+++ Data provided +++
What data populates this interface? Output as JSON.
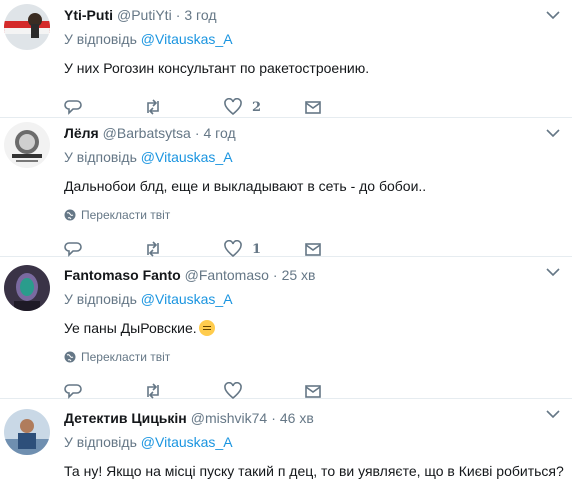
{
  "tweets": [
    {
      "name": "Yti-Puti",
      "handle": "@PutiYti",
      "dot": "·",
      "time": "3 год",
      "reply_prefix": "У відповідь",
      "reply_to": "@Vitauskas_A",
      "text": "У них Рогозин консультант по ракетостроению.",
      "likes": "2"
    },
    {
      "name": "Лёля",
      "handle": "@Barbatsytsa",
      "dot": "·",
      "time": "4 год",
      "reply_prefix": "У відповідь",
      "reply_to": "@Vitauskas_A",
      "text": "Дальнобои блд, еще и выкладывают в сеть - до  бобои..",
      "translate": "Перекласти твіт",
      "likes": "1"
    },
    {
      "name": "Fantomaso Fanto",
      "handle": "@Fantomaso",
      "dot": "·",
      "time": "25 хв",
      "reply_prefix": "У відповідь",
      "reply_to": "@Vitauskas_A",
      "text": "Уе  паны ДыРовские.",
      "translate": "Перекласти твіт"
    },
    {
      "name": "Детектив Цицькін",
      "handle": "@mishvik74",
      "dot": "·",
      "time": "46 хв",
      "reply_prefix": "У відповідь",
      "reply_to": "@Vitauskas_A",
      "text": "Та ну! Якщо на місці пуску такий п   дец, то ви уявляєте, що в Києві робиться?"
    }
  ],
  "icons": {
    "reply": "reply-icon",
    "retweet": "retweet-icon",
    "like": "heart-icon",
    "dm": "envelope-icon",
    "caret": "chevron-down-icon",
    "globe": "globe-icon"
  },
  "colors": {
    "link": "#1b95e0",
    "muted": "#657786",
    "text": "#14171a",
    "divider": "#e6ecf0"
  }
}
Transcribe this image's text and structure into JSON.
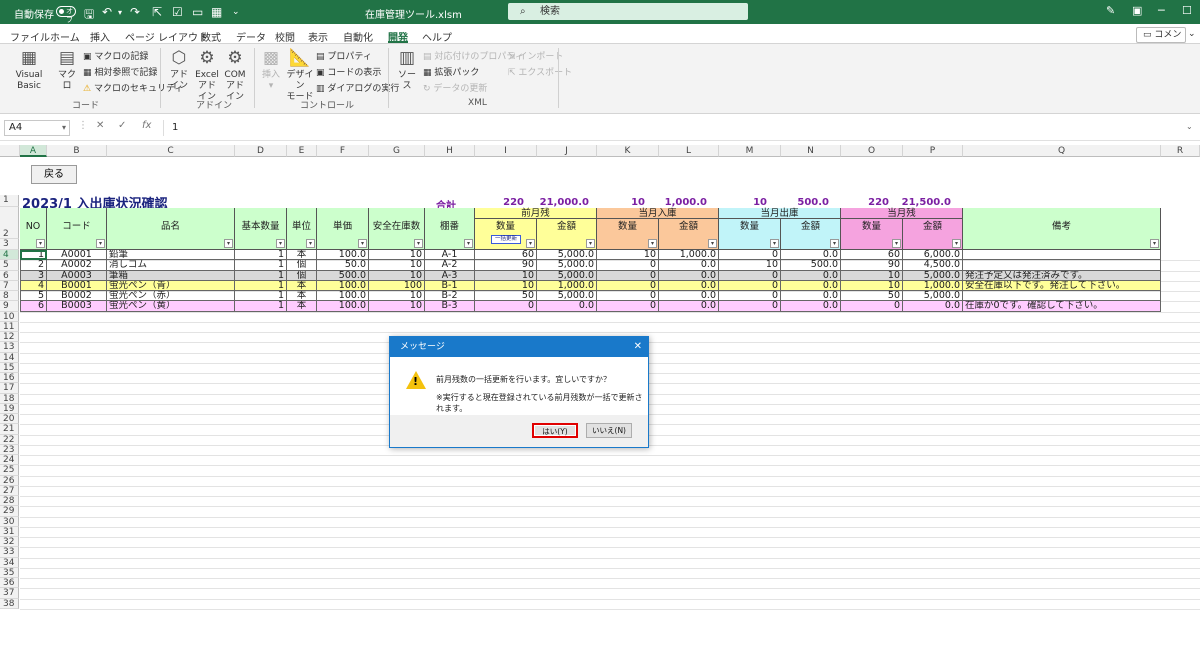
+++
Aim
Leave the pictures out and reproduce each record exactly as written.

Exercise result
What data populates this interface? Output as JSON.
{
  "tweets": [
    {
      "name": "Yti-Puti",
      "handle": "@PutiYti",
      "dot": "·",
      "time": "3 год",
      "reply_prefix": "У відповідь",
      "reply_to": "@Vitauskas_A",
      "text": "У них Рогозин консультант по ракетостроению.",
      "likes": "2"
    },
    {
      "name": "Лёля",
      "handle": "@Barbatsytsa",
      "dot": "·",
      "time": "4 год",
      "reply_prefix": "У відповідь",
      "reply_to": "@Vitauskas_A",
      "text": "Дальнобои блд, еще и выкладывают в сеть - до  бобои..",
      "translate": "Перекласти твіт",
      "likes": "1"
    },
    {
      "name": "Fantomaso Fanto",
      "handle": "@Fantomaso",
      "dot": "·",
      "time": "25 хв",
      "reply_prefix": "У відповідь",
      "reply_to": "@Vitauskas_A",
      "text": "Уе  паны ДыРовские.",
      "translate": "Перекласти твіт"
    },
    {
      "name": "Детектив Цицькін",
      "handle": "@mishvik74",
      "dot": "·",
      "time": "46 хв",
      "reply_prefix": "У відповідь",
      "reply_to": "@Vitauskas_A",
      "text": "Та ну! Якщо на місці пуску такий п   дец, то ви уявляєте, що в Києві робиться?"
    }
  ],
  "icons": {
    "reply": "reply-icon",
    "retweet": "retweet-icon",
    "like": "heart-icon",
    "dm": "envelope-icon",
    "caret": "chevron-down-icon",
    "globe": "globe-icon"
  },
  "colors": {
    "link": "#1b95e0",
    "muted": "#657786",
    "text": "#14171a",
    "divider": "#e6ecf0"
  }
}
Transcribe this image's text and structure into JSON.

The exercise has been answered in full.